### Instruction
Identify every line in the records below that contains the word "label", and copy each of those lines.

### Records for the exercise
┄┄┄┄┄┄

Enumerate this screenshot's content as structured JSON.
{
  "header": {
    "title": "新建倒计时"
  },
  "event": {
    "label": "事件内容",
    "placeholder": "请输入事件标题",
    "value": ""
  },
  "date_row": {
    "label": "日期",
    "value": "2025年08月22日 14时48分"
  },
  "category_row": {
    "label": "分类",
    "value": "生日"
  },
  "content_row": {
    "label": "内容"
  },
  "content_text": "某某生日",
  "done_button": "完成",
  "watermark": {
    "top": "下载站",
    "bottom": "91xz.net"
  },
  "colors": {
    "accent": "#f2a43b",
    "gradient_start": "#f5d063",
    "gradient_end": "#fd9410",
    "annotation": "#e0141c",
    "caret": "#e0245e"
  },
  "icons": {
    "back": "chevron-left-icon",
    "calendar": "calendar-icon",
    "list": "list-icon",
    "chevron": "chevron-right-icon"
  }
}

┄┄┄┄┄┄

### Output for this exercise
    "label": "事件内容",
    "label": "日期",
    "label": "分类",
    "label": "内容"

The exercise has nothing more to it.